== STATED TASK ==
Give back the full listing, character for character, with no pictures.

--- BEGIN GIVEN ENTRIES ---

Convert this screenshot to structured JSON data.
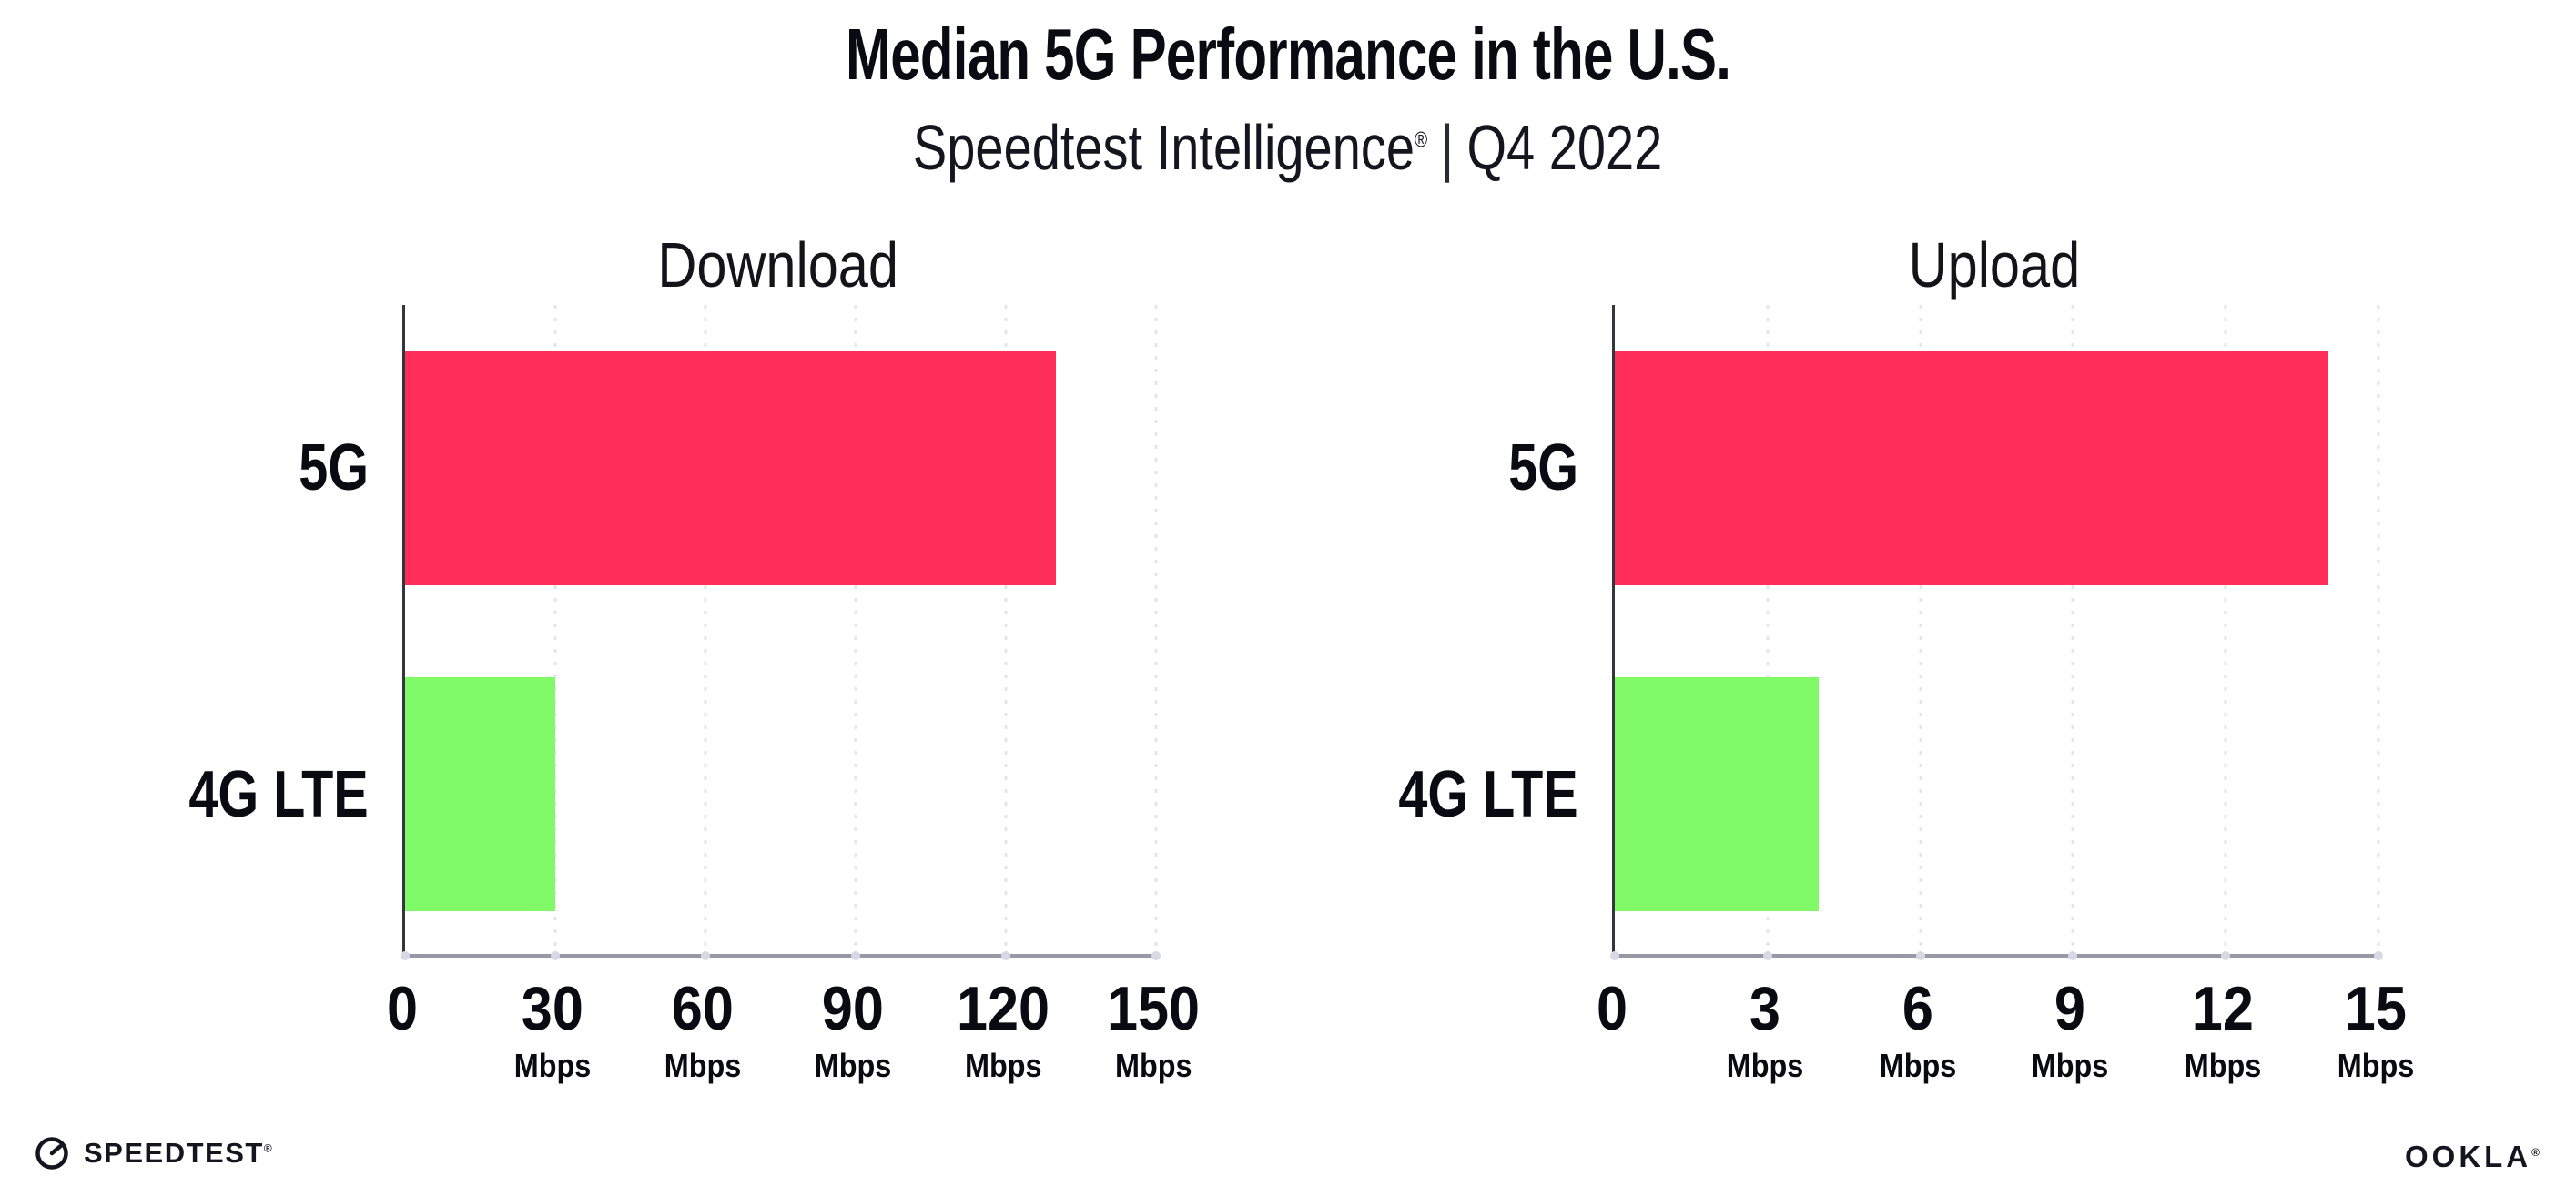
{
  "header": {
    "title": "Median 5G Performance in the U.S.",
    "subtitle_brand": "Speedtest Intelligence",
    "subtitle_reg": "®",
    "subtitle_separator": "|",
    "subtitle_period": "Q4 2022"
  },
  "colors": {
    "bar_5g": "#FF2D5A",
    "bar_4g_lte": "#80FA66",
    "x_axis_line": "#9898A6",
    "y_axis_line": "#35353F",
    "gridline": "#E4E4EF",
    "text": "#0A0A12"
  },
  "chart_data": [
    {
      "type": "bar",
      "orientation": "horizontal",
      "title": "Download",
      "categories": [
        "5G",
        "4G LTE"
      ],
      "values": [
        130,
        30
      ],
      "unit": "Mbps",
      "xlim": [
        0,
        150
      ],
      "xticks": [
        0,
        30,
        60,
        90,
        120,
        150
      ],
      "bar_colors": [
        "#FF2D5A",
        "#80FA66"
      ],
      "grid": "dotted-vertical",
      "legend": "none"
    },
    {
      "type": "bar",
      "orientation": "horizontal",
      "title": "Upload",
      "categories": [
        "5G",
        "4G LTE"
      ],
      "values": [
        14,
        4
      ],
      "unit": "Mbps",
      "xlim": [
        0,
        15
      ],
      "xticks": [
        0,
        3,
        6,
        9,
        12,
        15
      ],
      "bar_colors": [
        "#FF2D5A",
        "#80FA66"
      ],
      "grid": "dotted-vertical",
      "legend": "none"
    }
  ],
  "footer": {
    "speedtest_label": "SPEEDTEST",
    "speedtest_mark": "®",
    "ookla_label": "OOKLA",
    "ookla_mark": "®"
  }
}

--- END GIVEN ENTRIES ---

== TASK RESULT ==
Convert this screenshot to structured JSON data.
{
  "header": {
    "title": "Median 5G Performance in the U.S.",
    "subtitle_brand": "Speedtest Intelligence",
    "subtitle_reg": "®",
    "subtitle_separator": "|",
    "subtitle_period": "Q4 2022"
  },
  "colors": {
    "bar_5g": "#FF2D5A",
    "bar_4g_lte": "#80FA66",
    "x_axis_line": "#9898A6",
    "y_axis_line": "#35353F",
    "gridline": "#E4E4EF",
    "text": "#0A0A12"
  },
  "chart_data": [
    {
      "type": "bar",
      "orientation": "horizontal",
      "title": "Download",
      "categories": [
        "5G",
        "4G LTE"
      ],
      "values": [
        130,
        30
      ],
      "unit": "Mbps",
      "xlim": [
        0,
        150
      ],
      "xticks": [
        0,
        30,
        60,
        90,
        120,
        150
      ],
      "bar_colors": [
        "#FF2D5A",
        "#80FA66"
      ],
      "grid": "dotted-vertical",
      "legend": "none"
    },
    {
      "type": "bar",
      "orientation": "horizontal",
      "title": "Upload",
      "categories": [
        "5G",
        "4G LTE"
      ],
      "values": [
        14,
        4
      ],
      "unit": "Mbps",
      "xlim": [
        0,
        15
      ],
      "xticks": [
        0,
        3,
        6,
        9,
        12,
        15
      ],
      "bar_colors": [
        "#FF2D5A",
        "#80FA66"
      ],
      "grid": "dotted-vertical",
      "legend": "none"
    }
  ],
  "footer": {
    "speedtest_label": "SPEEDTEST",
    "speedtest_mark": "®",
    "ookla_label": "OOKLA",
    "ookla_mark": "®"
  }
}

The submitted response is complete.